Work to complete: All lines holding the string "méat" are to be shown.

Source data

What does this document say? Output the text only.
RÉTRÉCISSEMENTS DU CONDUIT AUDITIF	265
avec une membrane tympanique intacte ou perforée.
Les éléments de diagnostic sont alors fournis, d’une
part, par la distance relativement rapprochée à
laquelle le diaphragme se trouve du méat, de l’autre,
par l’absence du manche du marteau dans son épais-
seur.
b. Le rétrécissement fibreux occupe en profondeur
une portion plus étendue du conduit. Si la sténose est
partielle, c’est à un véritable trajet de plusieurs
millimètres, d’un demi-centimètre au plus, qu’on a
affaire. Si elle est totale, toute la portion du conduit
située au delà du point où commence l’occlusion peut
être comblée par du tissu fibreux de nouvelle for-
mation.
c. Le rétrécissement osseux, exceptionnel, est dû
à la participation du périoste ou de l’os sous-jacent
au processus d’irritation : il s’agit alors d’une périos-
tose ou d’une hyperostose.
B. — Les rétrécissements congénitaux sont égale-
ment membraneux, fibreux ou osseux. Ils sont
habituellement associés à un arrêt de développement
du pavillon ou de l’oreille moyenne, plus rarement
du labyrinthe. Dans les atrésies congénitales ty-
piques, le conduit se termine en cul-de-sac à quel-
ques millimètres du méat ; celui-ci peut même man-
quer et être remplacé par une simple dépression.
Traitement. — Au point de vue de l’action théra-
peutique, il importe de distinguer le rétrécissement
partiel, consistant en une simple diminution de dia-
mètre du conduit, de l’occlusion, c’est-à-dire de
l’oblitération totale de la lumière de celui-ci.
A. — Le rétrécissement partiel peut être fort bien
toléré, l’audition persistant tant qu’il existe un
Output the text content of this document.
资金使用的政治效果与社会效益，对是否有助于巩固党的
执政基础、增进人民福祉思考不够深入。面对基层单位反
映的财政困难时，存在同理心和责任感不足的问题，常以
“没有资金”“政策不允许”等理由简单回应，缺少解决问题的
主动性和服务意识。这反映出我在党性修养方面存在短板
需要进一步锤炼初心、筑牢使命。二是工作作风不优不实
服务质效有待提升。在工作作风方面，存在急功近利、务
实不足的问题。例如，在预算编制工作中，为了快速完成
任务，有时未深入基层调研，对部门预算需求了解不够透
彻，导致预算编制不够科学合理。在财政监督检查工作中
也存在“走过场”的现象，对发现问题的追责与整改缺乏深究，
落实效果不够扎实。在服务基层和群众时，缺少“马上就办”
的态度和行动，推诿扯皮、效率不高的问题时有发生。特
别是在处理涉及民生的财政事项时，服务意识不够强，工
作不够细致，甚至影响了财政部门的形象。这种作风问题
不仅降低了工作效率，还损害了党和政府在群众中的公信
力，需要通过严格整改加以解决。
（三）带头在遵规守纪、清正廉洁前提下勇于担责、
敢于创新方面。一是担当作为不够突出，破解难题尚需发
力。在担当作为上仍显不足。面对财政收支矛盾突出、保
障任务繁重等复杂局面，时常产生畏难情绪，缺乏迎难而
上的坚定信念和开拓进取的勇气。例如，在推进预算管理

Solution to this task:
laquelle le diaphragme se trouve du méat, de l’autre,
ques millimètres du méat ; celui-ci peut même man-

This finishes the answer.